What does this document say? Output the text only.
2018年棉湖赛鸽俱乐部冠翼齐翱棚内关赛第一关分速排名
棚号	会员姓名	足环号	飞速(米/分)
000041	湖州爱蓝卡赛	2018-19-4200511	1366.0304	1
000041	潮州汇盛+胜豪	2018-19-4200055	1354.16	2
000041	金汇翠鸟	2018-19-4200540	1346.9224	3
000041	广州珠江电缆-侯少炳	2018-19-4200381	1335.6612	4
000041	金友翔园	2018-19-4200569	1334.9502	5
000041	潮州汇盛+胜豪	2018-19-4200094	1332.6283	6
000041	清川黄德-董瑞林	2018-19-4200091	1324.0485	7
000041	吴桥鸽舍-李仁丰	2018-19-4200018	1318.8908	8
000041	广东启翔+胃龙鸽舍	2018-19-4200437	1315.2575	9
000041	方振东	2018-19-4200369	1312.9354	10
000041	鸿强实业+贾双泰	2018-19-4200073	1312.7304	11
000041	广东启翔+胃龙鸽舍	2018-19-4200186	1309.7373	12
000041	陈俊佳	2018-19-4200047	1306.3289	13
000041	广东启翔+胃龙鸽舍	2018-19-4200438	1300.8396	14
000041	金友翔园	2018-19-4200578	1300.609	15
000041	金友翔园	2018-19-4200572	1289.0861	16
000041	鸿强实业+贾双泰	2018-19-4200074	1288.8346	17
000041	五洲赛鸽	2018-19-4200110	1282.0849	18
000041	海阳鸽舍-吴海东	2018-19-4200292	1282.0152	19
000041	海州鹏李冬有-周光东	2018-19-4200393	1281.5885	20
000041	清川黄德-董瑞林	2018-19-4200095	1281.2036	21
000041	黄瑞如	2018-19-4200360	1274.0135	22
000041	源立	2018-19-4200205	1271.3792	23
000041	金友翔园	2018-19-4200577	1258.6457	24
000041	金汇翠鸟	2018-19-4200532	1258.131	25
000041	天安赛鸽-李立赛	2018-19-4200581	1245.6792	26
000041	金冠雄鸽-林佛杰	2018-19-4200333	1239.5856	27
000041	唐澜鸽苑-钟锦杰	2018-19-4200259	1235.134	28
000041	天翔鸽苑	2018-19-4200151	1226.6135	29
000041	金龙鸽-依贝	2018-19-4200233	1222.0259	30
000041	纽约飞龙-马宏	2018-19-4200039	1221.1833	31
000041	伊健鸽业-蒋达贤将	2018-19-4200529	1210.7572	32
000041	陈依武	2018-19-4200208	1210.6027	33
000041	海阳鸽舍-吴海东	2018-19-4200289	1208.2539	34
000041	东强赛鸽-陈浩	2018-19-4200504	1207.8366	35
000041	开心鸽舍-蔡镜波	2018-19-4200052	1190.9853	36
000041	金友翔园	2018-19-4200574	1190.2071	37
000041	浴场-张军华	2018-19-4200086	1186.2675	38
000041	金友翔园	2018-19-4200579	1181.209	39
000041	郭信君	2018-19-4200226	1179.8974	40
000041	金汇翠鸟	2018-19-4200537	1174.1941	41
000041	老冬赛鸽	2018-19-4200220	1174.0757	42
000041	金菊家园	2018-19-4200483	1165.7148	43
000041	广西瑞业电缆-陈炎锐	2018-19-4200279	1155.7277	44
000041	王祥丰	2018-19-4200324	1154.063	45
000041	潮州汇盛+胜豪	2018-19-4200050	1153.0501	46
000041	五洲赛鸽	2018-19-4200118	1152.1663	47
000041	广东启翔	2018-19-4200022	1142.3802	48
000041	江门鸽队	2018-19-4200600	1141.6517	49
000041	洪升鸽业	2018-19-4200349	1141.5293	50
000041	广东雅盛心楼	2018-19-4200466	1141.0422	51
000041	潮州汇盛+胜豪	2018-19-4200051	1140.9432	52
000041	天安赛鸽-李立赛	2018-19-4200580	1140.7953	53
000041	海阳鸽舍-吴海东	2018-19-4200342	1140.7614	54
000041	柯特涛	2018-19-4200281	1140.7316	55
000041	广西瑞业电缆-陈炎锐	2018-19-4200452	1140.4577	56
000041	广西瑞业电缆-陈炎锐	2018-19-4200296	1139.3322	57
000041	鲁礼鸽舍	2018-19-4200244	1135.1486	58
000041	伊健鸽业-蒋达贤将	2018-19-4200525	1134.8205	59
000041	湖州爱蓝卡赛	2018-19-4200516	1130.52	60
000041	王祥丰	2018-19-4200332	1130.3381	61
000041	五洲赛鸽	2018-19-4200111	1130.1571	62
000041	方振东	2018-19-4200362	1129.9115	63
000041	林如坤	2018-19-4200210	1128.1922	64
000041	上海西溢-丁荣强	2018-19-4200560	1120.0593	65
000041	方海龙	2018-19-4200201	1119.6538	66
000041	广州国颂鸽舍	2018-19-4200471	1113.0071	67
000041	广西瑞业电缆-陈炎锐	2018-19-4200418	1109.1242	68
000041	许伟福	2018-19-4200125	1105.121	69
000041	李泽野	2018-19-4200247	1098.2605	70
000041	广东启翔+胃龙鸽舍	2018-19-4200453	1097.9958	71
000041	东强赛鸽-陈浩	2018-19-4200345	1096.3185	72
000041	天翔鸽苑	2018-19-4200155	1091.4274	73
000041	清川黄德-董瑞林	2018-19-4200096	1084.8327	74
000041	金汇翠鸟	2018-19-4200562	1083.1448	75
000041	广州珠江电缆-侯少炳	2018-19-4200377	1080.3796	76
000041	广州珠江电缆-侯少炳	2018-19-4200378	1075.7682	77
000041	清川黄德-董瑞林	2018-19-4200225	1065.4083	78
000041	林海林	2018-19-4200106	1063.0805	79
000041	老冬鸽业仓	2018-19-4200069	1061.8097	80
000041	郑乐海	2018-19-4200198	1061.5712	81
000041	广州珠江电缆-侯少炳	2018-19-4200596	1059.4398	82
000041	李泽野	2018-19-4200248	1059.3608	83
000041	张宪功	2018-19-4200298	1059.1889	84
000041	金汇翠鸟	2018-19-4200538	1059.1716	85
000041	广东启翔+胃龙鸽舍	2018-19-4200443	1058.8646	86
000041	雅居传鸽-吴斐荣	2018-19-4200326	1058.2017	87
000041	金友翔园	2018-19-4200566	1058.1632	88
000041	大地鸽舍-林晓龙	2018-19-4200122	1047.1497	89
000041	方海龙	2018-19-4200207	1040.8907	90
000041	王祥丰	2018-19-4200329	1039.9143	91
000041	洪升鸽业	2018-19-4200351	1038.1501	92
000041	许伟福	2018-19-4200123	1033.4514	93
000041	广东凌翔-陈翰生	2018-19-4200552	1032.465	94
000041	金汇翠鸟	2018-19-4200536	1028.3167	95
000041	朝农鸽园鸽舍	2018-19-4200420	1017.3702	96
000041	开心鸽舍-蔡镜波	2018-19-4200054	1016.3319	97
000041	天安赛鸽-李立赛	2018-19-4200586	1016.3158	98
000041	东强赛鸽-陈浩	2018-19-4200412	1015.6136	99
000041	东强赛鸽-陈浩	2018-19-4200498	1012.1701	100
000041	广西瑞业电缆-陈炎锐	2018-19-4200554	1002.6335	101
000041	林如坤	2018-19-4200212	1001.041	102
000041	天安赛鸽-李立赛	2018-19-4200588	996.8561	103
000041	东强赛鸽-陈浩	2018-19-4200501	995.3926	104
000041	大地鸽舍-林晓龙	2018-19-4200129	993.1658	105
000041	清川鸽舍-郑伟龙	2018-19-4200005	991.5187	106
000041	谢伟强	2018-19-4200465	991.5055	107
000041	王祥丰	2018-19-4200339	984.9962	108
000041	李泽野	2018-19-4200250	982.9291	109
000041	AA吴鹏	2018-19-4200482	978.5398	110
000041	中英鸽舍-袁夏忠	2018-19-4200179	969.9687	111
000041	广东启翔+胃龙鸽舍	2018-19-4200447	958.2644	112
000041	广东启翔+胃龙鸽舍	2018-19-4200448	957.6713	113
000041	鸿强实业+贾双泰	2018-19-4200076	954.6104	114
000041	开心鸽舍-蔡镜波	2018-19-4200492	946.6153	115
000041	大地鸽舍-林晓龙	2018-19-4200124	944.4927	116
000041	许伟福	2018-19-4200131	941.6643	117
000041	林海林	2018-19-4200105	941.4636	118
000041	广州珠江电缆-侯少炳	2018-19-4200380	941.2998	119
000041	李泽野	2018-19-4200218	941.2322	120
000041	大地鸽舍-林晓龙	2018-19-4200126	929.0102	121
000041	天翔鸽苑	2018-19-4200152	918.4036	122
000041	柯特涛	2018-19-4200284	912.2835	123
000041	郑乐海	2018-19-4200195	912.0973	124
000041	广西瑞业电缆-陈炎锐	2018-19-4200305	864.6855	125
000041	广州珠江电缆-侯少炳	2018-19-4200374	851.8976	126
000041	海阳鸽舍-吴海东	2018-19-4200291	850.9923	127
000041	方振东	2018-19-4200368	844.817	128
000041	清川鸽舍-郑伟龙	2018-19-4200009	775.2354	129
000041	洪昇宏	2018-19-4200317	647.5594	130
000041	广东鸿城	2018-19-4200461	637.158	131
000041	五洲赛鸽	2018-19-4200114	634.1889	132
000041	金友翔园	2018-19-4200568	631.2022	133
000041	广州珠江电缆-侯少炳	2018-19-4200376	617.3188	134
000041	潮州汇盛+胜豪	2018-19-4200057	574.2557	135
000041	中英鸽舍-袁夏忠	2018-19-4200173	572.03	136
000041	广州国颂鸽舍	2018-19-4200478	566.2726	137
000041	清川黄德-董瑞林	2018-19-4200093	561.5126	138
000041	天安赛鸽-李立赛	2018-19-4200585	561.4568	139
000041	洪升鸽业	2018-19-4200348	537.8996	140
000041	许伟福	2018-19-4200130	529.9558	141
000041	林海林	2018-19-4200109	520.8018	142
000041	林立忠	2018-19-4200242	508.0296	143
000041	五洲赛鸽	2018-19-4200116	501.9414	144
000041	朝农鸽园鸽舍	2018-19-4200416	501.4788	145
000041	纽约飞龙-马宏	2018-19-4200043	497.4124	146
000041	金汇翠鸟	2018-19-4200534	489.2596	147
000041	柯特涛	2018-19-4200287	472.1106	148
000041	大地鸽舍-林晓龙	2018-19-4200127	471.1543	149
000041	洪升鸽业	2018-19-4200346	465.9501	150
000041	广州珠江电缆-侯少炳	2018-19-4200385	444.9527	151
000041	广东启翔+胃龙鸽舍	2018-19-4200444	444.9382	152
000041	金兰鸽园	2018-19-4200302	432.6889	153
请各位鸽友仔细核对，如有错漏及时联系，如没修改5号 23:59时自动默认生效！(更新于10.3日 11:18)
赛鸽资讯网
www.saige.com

-=-=-=-=-

TO DO ▸ From the listing, copy every line where the string "天翔鸽苑" appears.

ANSWER FOR THE TASK ▸
000041	天翔鸽苑	2018-19-4200151	1226.6135	29
000041	天翔鸽苑	2018-19-4200155	1091.4274	73
000041	天翔鸽苑	2018-19-4200152	918.4036	122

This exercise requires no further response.